## Set task 1
Print verbatim the part of the passage titled "The time needed to eat a banana" that starts at the words "The World’s GeoQuiz" and ends after "across warm sand.".
## Set task 2
Continue the passage titled "The time needed to eat a banana" from its last line onward.

## Excerpted text
════

The time needed to eat a banana
There’s a phrase for that in Malay, in fact: “pisan zapra.” Apparently this is an important measurement of time in Malaysia.
The World’s GeoQuiz recently had a piece on all sorts of words like this:
Kaelling – Danish: a woman who stands on her doorstep yelling obscenities at her kids.
Pesamenteiro – Portuguese: one who joins groups of mourners at the home of a dead person, apparently to offer condolences but in reality is just there for the refreshments.
Jayus – Indonesian: someone who tells a joke so unfunny you can’t help laughing.
Kamaki – Greek: the young local guys strolling up and down beaches hunting for female tourists, literally “harpoons”.
Giri-GIRI – Hawaiian pidgin: the place where two or three hairs stick up, no matter what.
Pelinti – Buli, Ghana: to move very hot food around inside one’s mouth.
Dii-KOYNA – Ndebele, South Africa: to destroy one’s property in anger.
Hanyauku – Rukwangali, Namibia: walking on tiptoes across warm sand.
Tartle – Scottish: to hesitate when you are introducing someone whose name you can’t quite remember.

════

## Supplied information

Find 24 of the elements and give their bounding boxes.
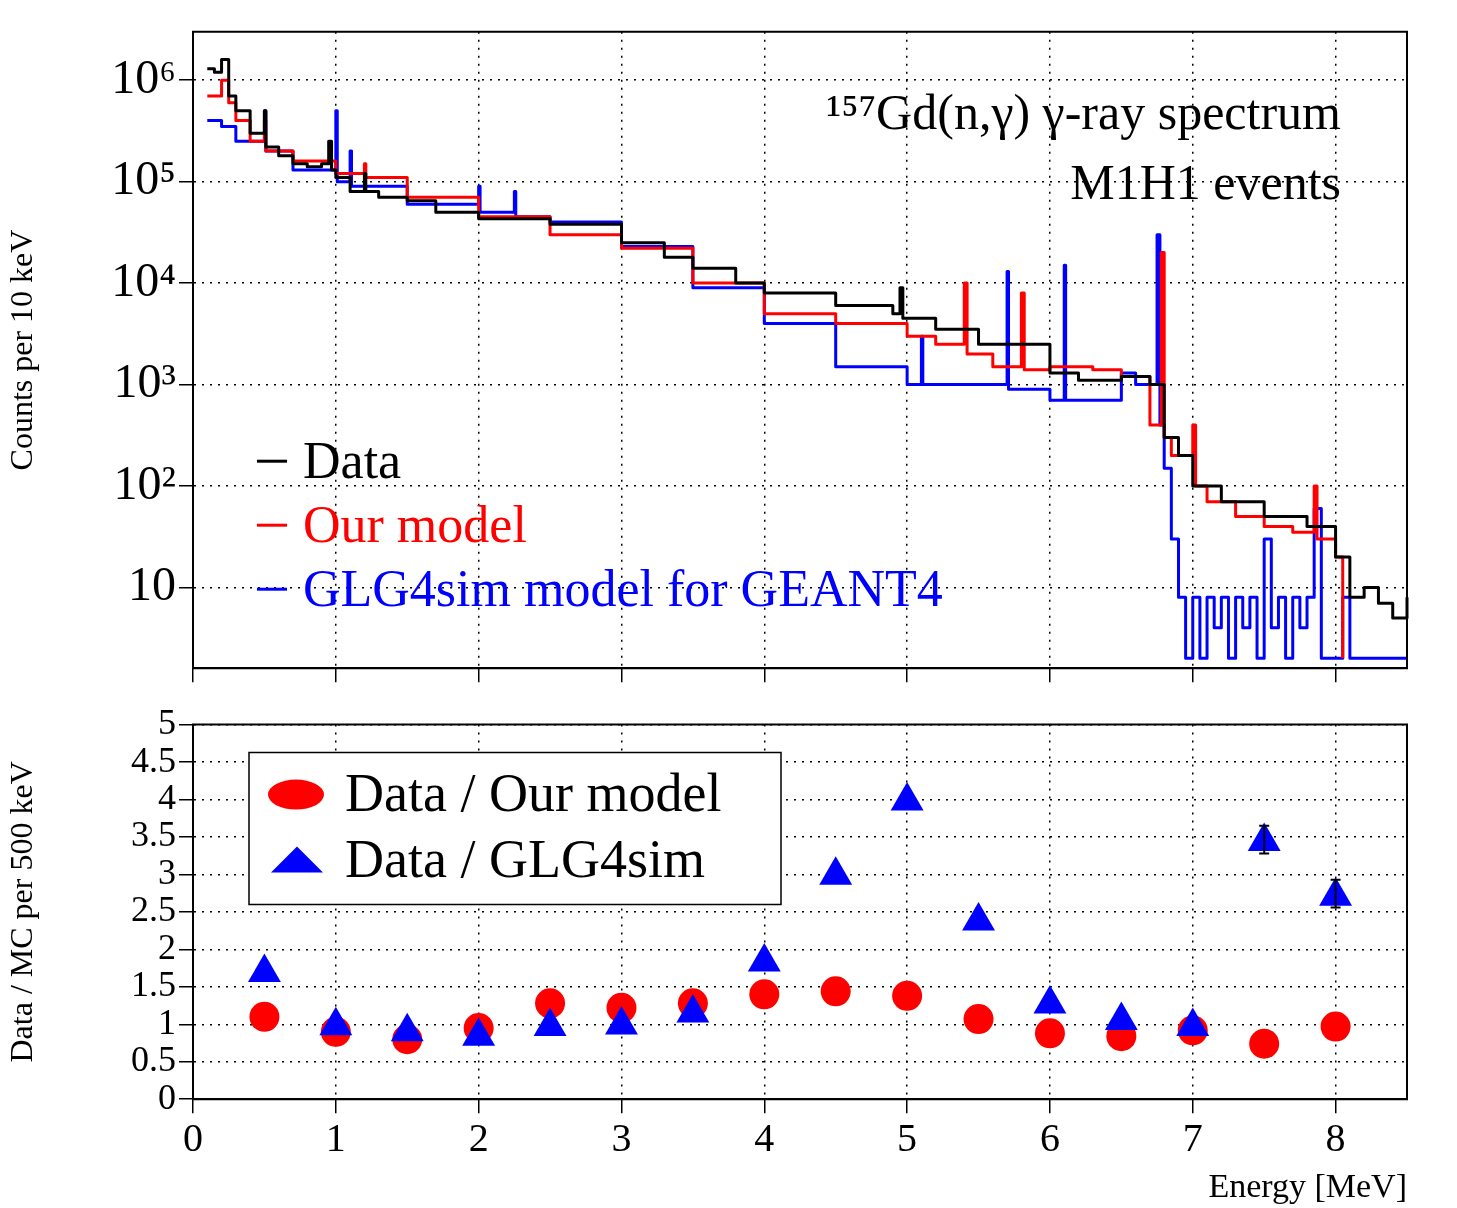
legend-label: Our model — [303, 496, 527, 554]
legend-label: Data / GLG4sim — [345, 828, 705, 889]
y-tick-label: 10³ — [113, 354, 176, 408]
legend-label: Data — [303, 432, 402, 490]
x-tick-label: 3 — [611, 1114, 632, 1160]
y-tick-label: 10 — [128, 557, 176, 611]
x-tick-label: 8 — [1325, 1114, 1346, 1160]
x-tick-label: 4 — [754, 1114, 775, 1160]
y-tick-label: 10⁵ — [111, 151, 176, 205]
text: ¹⁵⁷Gd(n,γ) γ-ray spectrum — [826, 83, 1342, 140]
y-tick-label: 10⁴ — [111, 252, 176, 306]
text: M1H1 events — [1070, 153, 1341, 210]
x-tick-label: 1 — [325, 1114, 346, 1160]
x-tick-label: 7 — [1182, 1114, 1203, 1160]
x-tick-label: 6 — [1039, 1114, 1060, 1160]
legend-label: Data / Our model — [345, 762, 722, 823]
y-tick-label: 10² — [113, 455, 176, 509]
x-tick-label: 5 — [897, 1114, 918, 1160]
x-axis-title: Energy [MeV] — [1208, 1166, 1407, 1204]
x-tick-label: 2 — [468, 1114, 489, 1160]
y-axis-title: Data / MC per 500 keV — [2, 761, 39, 1063]
legend-label: GLG4sim model for GEANT4 — [303, 560, 943, 618]
y-axis-title: Counts per 10 keV — [2, 229, 39, 471]
y-tick-label: 10⁶ — [111, 49, 176, 103]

════

## Result 1
The World’s GeoQuiz recently had a piece on all sorts of words like this:
Kaelling – Danish: a woman who stands on her doorstep yelling obscenities at her kids.
Pesamenteiro – Portuguese: one who joins groups of mourners at the home of a dead person, apparently to offer condolences but in reality is just there for the refreshments.
Jayus – Indonesian: someone who tells a joke so unfunny you can’t help laughing.
Kamaki – Greek: the young local guys strolling up and down beaches hunting for female tourists, literally “harpoons”.
Giri-GIRI – Hawaiian pidgin: the place where two or three hairs stick up, no matter what.
Pelinti – Buli, Ghana: to move very hot food around inside one’s mouth.
Dii-KOYNA – Ndebele, South Africa: to destroy one’s property in anger.
Hanyauku – Rukwangali, Namibia: walking on tiptoes across warm sand.

## Result 2
Vovohe Tahtsenaotse – Cheyenne, US: to prepare the mouth before speaking by moving or licking one’s lips.
Prozvonit – Czech and Slovak: to call someone’s mobile from your own to leave your number in their memory without them picking it up.
Hira Hira – Japanese: the feeling you get when you walk into a dark and decrepit old house in the middle of the night.
Koi No Yokan – Japanese: a sense on first meeting someone that it is going to evolve into love.
Cafune – Brazilian Portuguese: the tender running of one’s fingers through the hair of one’s mate.
Shnourkovat Sya – Russian: when drivers change lanes frequently and unreasonably.
Gadrii Nombor Shulen Jongu – Tibetan: giving an answer that is unrelated to the question, literally “to give a green answer to a blue question”.
Biritululo – Kiriwani, Papua New Guinea: comparing yams to settle a dispute.
Poronkusema – Finnish: the distance equal to how far a reindeer can travel without a comfort break.
Pisan Zapra – Malay: the time needed to eat a banana.
Physiggoomai – Ancient Greek: excited by eating garlic.
Baffona – Italian: an attractive moustachioed woman.
Gattara – Italian: a woman, often old and lonely, who devotes herself to stray cats.
Creerse La Ultima Coca-COLA EN EL DESIERTO – Central American Spanish: to have a very high opinion of oneself, literally to “think one is the last Coca-Cola in the desert”.
Vrane Su Mu Popile Mozak – Croatian: crazy, literally “cows have drunk his brain”.
These are all from a book, Toujours Tingo: More Extraordinary Words To Change The Way We See The World, and Web site by dictionary collector Adam Jacot de Boinod.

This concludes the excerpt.